The exercise
Return every record below exactly as written, but leave out the pictures.

Information shown
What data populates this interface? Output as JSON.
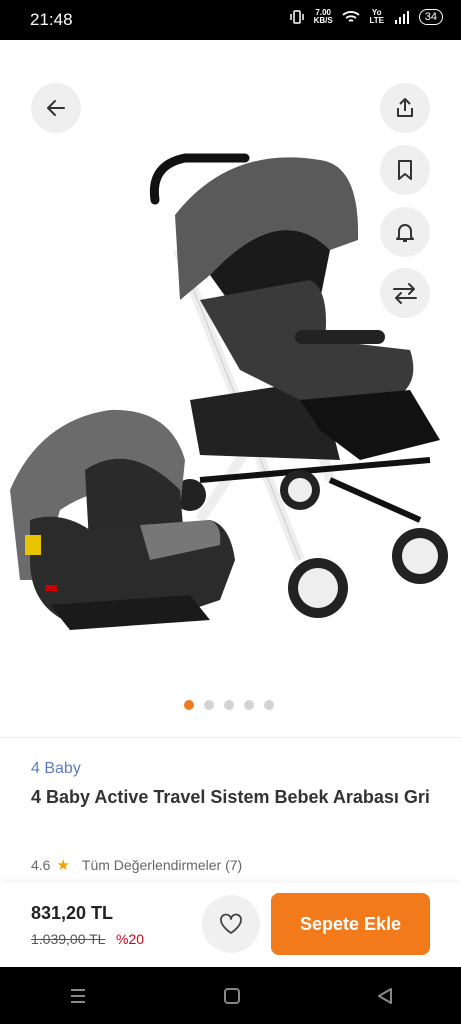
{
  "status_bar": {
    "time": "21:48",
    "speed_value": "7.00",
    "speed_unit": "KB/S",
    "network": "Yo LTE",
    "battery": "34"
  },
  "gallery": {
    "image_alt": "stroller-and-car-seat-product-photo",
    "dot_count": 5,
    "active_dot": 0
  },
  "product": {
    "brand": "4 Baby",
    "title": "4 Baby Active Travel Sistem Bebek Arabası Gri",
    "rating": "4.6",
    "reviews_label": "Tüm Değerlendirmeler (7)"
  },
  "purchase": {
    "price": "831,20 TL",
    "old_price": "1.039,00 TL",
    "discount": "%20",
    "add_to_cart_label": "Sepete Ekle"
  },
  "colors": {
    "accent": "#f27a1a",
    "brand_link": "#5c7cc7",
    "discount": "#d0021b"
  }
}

Expected output
What data populates this interface? Output as JSON.
{
  "status_bar": {
    "time": "21:48",
    "speed_value": "7.00",
    "speed_unit": "KB/S",
    "network": "Yo LTE",
    "battery": "34"
  },
  "gallery": {
    "image_alt": "stroller-and-car-seat-product-photo",
    "dot_count": 5,
    "active_dot": 0
  },
  "product": {
    "brand": "4 Baby",
    "title": "4 Baby Active Travel Sistem Bebek Arabası Gri",
    "rating": "4.6",
    "reviews_label": "Tüm Değerlendirmeler (7)"
  },
  "purchase": {
    "price": "831,20 TL",
    "old_price": "1.039,00 TL",
    "discount": "%20",
    "add_to_cart_label": "Sepete Ekle"
  },
  "colors": {
    "accent": "#f27a1a",
    "brand_link": "#5c7cc7",
    "discount": "#d0021b"
  }
}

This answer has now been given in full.